What is asked:
Find every line below that contains the word "coefficient" and copy it out.

══ Entries provided ══

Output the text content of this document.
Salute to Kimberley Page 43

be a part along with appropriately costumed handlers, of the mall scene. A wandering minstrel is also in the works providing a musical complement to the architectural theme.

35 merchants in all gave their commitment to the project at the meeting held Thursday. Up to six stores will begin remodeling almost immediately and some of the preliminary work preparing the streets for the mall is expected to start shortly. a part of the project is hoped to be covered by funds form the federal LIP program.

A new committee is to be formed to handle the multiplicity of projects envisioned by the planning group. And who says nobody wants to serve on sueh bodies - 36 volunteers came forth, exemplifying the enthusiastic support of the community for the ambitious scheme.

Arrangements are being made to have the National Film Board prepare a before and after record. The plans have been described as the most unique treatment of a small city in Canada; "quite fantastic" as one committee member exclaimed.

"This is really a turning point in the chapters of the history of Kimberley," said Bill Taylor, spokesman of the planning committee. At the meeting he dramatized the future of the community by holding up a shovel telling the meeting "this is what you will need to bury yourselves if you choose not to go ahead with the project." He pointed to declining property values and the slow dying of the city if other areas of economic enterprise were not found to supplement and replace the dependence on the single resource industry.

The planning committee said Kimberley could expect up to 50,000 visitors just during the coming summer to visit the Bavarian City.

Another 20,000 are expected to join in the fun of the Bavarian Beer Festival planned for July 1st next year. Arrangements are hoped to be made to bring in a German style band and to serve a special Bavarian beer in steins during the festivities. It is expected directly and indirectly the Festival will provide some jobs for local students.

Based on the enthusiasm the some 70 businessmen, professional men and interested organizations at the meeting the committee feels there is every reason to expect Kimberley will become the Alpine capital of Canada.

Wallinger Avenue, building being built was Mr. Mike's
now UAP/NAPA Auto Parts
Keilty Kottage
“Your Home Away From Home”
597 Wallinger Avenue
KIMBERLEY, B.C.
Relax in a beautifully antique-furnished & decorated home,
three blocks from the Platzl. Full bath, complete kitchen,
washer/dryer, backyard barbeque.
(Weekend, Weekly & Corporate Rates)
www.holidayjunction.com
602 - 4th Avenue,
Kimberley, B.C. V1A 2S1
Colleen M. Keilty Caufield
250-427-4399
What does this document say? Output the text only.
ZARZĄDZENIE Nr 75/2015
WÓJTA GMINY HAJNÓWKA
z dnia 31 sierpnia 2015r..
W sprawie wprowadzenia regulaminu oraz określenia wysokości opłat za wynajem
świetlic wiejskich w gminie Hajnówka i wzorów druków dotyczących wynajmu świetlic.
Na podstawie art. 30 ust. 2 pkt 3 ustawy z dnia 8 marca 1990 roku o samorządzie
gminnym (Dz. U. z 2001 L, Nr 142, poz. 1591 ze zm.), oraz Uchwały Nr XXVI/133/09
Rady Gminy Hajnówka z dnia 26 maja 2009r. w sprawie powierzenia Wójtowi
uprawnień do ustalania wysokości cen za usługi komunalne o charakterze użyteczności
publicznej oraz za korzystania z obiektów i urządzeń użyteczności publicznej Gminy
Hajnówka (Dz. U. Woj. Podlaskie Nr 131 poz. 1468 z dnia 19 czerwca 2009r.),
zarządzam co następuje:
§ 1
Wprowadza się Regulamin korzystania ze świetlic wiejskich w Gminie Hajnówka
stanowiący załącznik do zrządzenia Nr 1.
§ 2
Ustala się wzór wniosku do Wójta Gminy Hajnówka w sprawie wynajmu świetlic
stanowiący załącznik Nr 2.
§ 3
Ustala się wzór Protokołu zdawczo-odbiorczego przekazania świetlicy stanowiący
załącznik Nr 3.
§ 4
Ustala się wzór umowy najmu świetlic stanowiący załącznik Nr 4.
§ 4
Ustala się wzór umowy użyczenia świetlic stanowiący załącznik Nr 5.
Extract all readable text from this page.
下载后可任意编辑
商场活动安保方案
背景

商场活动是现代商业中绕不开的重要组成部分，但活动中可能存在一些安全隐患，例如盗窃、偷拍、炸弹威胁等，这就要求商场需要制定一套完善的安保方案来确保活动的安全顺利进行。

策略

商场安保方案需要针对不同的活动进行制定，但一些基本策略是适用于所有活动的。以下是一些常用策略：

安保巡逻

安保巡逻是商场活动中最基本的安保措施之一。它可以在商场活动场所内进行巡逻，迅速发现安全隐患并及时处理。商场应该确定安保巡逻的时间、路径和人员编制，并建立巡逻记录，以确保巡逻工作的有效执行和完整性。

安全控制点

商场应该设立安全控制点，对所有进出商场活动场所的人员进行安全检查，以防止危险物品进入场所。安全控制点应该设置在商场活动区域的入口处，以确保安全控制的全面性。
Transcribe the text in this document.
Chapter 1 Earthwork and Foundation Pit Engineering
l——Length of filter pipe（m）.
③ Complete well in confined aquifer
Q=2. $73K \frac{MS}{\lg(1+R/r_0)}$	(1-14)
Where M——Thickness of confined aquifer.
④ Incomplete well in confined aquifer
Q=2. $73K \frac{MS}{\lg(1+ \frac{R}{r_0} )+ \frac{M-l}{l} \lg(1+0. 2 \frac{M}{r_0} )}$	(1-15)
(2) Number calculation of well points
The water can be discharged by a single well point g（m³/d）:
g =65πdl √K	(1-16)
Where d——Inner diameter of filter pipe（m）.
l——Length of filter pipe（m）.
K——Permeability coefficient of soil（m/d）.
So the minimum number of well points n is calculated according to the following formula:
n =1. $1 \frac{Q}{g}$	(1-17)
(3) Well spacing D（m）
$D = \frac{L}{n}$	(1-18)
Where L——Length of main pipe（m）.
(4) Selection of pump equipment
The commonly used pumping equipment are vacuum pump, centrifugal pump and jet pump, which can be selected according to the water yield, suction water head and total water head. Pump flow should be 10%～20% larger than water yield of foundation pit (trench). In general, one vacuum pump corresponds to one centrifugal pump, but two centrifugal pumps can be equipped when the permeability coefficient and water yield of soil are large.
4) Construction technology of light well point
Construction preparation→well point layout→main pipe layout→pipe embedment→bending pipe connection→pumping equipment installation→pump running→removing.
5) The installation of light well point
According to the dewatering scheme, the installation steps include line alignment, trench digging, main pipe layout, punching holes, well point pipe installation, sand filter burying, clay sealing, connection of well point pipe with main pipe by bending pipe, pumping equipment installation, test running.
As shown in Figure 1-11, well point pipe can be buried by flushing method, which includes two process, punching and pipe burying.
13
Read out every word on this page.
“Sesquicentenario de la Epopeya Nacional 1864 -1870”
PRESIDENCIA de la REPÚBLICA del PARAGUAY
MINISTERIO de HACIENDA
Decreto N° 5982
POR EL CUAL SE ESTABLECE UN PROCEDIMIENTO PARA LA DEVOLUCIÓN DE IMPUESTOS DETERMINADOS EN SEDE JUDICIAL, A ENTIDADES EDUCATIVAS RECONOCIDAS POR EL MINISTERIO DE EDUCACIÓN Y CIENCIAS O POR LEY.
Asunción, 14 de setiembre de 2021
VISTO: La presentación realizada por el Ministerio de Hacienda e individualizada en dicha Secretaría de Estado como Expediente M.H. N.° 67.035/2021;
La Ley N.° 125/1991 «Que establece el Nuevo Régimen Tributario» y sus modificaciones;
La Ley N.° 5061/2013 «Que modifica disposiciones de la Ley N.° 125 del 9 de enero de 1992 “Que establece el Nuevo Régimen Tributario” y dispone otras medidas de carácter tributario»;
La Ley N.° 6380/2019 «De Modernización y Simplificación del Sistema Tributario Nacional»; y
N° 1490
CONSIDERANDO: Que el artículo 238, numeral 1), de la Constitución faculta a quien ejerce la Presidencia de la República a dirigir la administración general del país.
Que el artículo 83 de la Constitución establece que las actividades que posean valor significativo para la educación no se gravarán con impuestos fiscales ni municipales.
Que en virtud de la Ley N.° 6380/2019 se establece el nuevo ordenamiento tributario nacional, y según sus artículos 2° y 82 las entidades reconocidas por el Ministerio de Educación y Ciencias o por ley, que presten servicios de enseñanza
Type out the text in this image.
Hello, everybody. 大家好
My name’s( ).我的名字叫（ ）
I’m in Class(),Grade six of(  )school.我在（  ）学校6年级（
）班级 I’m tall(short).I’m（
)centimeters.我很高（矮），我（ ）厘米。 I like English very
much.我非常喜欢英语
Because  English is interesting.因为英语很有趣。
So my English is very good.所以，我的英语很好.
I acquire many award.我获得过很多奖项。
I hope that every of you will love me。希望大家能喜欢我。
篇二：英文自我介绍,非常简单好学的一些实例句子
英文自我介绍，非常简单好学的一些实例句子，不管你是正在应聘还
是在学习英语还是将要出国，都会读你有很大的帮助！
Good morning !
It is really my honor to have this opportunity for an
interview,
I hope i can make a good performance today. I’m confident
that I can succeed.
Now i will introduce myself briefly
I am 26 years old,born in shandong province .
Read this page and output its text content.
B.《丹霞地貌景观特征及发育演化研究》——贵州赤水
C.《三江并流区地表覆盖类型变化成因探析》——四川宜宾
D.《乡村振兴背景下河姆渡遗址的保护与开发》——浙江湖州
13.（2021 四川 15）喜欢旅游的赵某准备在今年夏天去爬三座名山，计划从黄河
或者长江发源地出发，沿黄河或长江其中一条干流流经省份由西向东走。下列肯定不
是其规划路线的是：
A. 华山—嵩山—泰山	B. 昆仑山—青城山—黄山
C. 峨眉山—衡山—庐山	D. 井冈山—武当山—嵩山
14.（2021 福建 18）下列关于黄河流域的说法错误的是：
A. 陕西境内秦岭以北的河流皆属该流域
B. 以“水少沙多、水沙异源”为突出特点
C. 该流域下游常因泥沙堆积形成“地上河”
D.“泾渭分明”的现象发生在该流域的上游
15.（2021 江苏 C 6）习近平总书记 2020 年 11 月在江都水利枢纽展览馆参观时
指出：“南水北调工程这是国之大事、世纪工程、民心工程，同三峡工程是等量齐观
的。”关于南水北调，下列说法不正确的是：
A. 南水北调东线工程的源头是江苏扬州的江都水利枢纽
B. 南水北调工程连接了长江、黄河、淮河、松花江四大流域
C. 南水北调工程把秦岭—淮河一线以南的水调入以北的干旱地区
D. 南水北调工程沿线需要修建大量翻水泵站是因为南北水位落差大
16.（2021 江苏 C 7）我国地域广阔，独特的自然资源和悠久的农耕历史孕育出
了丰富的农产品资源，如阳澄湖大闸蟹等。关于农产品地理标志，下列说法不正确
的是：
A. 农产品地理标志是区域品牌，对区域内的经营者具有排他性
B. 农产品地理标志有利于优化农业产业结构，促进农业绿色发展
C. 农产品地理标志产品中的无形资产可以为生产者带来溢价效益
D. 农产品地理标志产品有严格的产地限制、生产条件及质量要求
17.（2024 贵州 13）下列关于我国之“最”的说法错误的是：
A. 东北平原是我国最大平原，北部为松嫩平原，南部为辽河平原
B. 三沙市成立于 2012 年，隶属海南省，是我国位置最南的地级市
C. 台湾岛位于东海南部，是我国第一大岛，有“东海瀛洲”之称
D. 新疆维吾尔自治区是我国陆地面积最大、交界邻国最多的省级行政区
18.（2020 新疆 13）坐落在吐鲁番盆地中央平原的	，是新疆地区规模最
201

═══

Correct output:
K——Permeability coefficient of soil（m/d）.
The commonly used pumping equipment are vacuum pump, centrifugal pump and jet pump, which can be selected according to the water yield, suction water head and total water head. Pump flow should be 10%～20% larger than water yield of foundation pit (trench). In general, one vacuum pump corresponds to one centrifugal pump, but two centrifugal pumps can be equipped when the permeability coefficient and water yield of soil are large.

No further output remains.